Data for this task:
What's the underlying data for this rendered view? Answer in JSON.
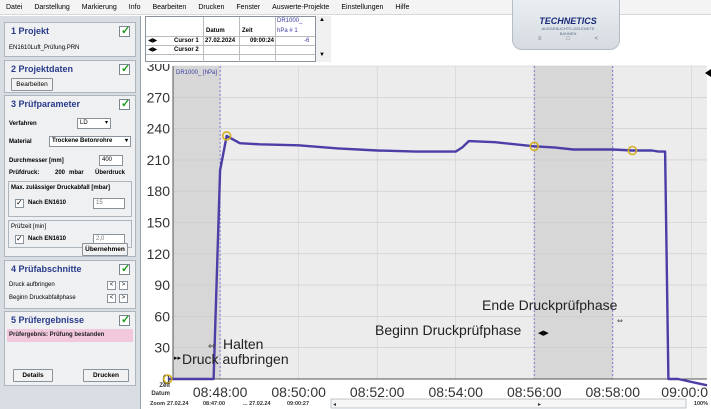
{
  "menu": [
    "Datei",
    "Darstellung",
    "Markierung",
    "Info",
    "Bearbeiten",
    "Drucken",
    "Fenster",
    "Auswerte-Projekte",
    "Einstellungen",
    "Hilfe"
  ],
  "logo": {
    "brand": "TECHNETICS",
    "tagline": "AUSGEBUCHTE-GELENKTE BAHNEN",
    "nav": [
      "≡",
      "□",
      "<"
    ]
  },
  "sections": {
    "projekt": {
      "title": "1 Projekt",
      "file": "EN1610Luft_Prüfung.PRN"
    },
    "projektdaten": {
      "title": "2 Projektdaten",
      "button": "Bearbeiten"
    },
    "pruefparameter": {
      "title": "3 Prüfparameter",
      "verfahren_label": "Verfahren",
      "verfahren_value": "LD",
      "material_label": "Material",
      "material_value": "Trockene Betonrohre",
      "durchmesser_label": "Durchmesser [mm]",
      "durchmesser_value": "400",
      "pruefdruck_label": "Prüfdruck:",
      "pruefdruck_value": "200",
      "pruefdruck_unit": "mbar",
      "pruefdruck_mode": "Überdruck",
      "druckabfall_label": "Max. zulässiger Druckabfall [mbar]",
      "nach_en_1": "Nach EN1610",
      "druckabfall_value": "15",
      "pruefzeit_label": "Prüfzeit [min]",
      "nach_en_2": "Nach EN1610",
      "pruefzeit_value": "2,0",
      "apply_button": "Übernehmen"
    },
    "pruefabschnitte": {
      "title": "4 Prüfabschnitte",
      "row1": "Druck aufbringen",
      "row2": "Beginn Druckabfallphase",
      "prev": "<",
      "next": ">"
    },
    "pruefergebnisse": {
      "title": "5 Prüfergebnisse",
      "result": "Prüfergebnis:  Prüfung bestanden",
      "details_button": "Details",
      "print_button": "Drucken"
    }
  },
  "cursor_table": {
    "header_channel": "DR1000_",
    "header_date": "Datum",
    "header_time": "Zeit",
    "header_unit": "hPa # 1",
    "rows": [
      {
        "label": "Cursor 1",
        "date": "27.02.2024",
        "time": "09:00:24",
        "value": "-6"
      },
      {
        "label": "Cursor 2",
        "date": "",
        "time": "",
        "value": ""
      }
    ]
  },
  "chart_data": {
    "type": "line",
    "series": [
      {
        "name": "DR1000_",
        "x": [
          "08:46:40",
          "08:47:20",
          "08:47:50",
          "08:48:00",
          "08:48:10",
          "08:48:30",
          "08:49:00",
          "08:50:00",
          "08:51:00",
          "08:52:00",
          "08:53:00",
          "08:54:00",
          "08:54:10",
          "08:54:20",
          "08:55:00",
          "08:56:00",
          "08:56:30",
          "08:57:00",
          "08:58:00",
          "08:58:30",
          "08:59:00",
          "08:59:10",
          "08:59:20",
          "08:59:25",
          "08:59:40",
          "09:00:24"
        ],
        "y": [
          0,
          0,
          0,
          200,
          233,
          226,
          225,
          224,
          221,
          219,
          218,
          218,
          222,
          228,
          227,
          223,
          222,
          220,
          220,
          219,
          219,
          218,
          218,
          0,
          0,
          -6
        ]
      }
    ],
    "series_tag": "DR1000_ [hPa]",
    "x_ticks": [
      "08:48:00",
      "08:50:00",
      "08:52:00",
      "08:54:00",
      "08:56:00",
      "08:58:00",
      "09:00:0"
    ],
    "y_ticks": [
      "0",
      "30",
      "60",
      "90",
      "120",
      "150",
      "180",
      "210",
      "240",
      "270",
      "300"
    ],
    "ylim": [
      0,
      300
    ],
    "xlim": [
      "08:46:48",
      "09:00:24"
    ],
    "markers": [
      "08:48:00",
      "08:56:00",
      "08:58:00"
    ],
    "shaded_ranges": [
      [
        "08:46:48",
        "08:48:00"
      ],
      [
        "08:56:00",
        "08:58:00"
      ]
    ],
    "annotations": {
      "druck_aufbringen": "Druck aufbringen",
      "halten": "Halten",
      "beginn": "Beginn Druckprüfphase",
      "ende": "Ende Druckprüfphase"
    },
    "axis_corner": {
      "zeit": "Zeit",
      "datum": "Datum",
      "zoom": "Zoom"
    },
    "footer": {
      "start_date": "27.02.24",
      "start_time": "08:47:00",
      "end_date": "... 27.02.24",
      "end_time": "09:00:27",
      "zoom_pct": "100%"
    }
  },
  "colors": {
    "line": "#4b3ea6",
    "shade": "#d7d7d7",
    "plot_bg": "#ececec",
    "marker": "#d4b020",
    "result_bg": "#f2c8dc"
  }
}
---
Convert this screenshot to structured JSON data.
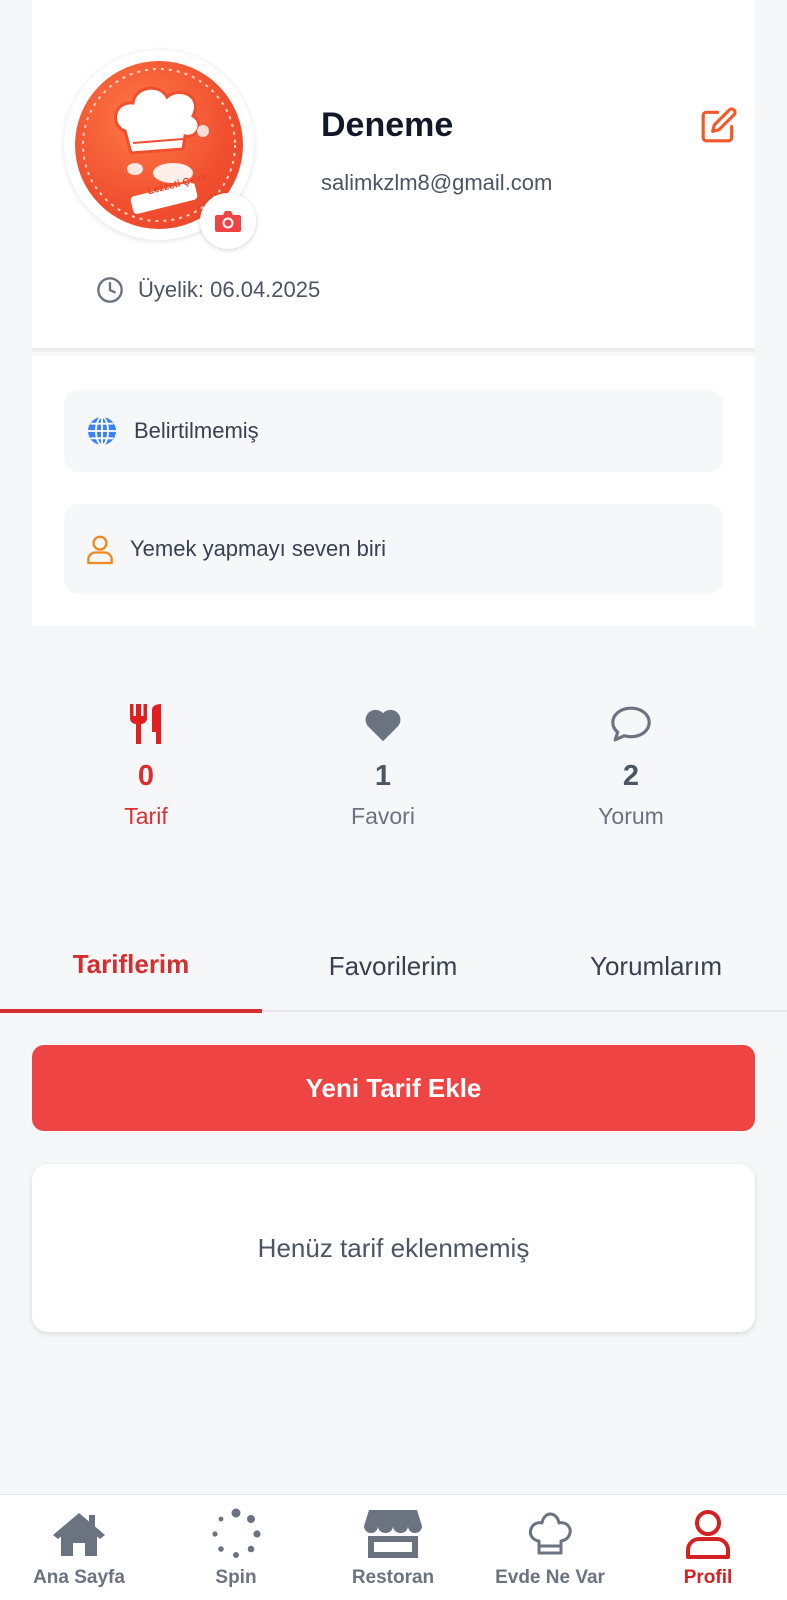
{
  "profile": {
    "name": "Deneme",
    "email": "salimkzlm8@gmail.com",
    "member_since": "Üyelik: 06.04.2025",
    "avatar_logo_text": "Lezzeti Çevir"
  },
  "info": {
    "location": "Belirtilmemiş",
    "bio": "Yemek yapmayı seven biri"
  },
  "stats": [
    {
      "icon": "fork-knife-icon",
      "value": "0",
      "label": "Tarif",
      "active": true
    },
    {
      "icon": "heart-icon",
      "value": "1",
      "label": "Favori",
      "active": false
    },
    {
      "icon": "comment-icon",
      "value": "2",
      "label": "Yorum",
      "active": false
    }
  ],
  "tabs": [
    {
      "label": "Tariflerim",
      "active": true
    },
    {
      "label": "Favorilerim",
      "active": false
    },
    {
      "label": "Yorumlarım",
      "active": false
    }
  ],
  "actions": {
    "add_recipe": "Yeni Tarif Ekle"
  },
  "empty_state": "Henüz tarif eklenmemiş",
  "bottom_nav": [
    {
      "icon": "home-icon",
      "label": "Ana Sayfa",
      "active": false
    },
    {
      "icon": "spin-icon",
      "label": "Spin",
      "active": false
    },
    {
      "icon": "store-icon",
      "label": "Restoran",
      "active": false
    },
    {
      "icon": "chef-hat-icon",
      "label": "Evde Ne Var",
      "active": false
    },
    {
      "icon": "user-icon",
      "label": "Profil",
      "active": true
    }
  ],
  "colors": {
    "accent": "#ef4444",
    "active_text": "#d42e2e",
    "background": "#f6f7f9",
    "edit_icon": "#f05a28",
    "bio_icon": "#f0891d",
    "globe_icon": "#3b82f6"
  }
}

Description of the task: Find the word "aufbringen" in the entries above and gather every line that holds it.

Exercise solution:
      "row1": "Druck aufbringen",
      "druck_aufbringen": "Druck aufbringen",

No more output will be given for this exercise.